### [FRAGMENTO DE PÁGINA]
14-8-21: Me he puesto en pie de guerra a las 5 de la mañana. Densa oscuridad, escribo unos párrafos para este diario. Preparo café, deambulo por los alrededores de la casa y el frío cala hondo en los huesos. Busco el hacha para entrar en calor y decido echar abajo al guamo que está frente a la casa. Es un guamo al que desde hace tiempo hemos decidido tronchar por el peligro que representa para la casa y porque llena de hojas el techo, afectando las canales, y se ha estado tornando un peligro para el mismo porche. Comienza la faena y los golpes del hacha retumban por toda la aldea. En tratando de desprender algunas hojas, anchas y gruesas, secas y duras, descubro que hay ramales que pueden caer sobre la casa. Detengo la operación.
Persiste la lluvia, tiempo nublado, brama el río, tamborilea el agua en las caídas de las canales. Sombras y letanías letárgicas hasta en el canto de los pájaros. Brumas de silencio se imponen en las montañas, y arrebujados en sus trapos mojados pasan los nietos de Avenildo arreando los becerros.

### [TAREAS PENDIENTES]
1. Responde según el fragmento del diario:
(a) ¿A qué hora se levantó quien escribe?
(b) ¿Qué árbol decide echar abajo?
(c) ¿Quiénes pasan arreando los becerros?
2. Sigue escribiendo el fragmento del diario a partir de su última oración.

[Registros del conjunto de datos]
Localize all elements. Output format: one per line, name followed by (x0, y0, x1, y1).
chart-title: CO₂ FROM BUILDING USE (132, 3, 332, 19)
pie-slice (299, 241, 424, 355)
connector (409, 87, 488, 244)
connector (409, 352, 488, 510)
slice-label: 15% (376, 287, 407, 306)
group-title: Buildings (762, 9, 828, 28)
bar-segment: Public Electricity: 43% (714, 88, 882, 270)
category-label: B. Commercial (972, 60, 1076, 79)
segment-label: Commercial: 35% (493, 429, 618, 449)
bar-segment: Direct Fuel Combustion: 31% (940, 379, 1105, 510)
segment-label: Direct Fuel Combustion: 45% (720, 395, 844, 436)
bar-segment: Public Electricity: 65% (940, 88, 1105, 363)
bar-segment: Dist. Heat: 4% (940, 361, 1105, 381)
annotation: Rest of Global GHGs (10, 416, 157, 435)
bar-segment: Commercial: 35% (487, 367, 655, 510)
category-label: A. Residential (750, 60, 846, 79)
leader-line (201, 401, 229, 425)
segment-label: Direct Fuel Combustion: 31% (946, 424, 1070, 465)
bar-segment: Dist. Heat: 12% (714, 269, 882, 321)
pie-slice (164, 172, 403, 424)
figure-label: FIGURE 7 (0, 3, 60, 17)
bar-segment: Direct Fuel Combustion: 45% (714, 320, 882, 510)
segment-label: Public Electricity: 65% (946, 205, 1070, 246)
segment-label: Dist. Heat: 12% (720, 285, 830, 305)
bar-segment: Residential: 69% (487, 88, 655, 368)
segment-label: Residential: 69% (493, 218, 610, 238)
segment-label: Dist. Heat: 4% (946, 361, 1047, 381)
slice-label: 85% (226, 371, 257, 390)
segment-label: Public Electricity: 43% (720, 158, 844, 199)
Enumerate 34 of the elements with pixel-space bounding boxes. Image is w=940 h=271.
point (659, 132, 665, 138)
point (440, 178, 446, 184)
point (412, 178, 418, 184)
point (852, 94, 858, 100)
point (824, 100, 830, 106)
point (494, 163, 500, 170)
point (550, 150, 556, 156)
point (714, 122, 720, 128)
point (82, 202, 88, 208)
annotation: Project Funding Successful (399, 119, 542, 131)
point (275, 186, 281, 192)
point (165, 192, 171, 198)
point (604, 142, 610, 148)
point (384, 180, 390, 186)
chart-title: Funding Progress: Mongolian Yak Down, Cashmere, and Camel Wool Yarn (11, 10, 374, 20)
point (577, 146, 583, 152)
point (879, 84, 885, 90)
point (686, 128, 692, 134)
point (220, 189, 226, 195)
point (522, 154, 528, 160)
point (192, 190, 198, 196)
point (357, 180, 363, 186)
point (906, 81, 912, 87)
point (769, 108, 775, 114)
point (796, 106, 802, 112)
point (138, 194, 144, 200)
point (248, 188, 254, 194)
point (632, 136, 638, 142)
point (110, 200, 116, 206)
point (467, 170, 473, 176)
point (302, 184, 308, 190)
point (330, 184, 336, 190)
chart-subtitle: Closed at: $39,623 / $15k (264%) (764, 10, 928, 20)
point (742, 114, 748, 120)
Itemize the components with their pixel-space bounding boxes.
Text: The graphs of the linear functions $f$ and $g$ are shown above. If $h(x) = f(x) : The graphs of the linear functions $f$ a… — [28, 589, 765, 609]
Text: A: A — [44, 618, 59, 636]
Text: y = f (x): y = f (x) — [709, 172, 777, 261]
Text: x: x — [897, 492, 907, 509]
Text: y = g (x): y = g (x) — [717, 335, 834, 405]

### [RESPUESTAS POR TAREA]
1.
(a) A las 5 de la mañana.
(b) El guamo que está frente a la casa.
(c) Los nietos de Avenildo.

2.
Desayunamos, luego mi esposa y yo nos ponemos a estudiar cómo derribar el árbol. No es tan sencillo y se puede provocar una catástrofe si no se controla la caída. Hay barandas, hay un pino y un rosal, están las propias canales, la cerca y el techo. Y ya yo con el hacha le he sacado un buen bocado al tronco. Nos preocupamos. Entonces aparece un hombre descomunal, rechoncho, rectangular, de unos doscientos kilos de peso, con la camisa abierta y un gran crucifijo en el pecho, de caminar cambembo y de hablar recio; éste, junto con el vecino Baudelio se asoman y dicen ser hachógrafos de altura, y que nos pueden echar una mano. Nos ponemos todos manos a la obra, Baudelio engarganta el lazo en lo más alto de una de las ramas y el señor Reinaldo con harta precisión comienza a dar hachazos. En habiéndose tronchado lo suficiente, procedemos a dar templonazos hacia la entrada de la camioneta. Pronto vemos desmoronarse dos sólidas columnas que caen de platanazo. En eso llega Avenildo con la motosierra y en cuestión de minutos consigue sacar más de veinte rolas.
Al desmelenar el guamo, se colecciona un buen promontorio de hojas que María Eugenia se encarga de llevar a la parte baja del patio. Cristián nos hace el trabajo de pasarle la guadaña a la grama, pero troncha una de las matas de rosas y María Eugenia casi se pone a llorar, "- Qué lamentable", dice, y lo repite: "-qué lamentable".
Bajan las tres grandes vacas de Neptalí y él un poco más atrás, muy rápido, casi tapándose la cara con un trapo y mirando hacia la escuelita.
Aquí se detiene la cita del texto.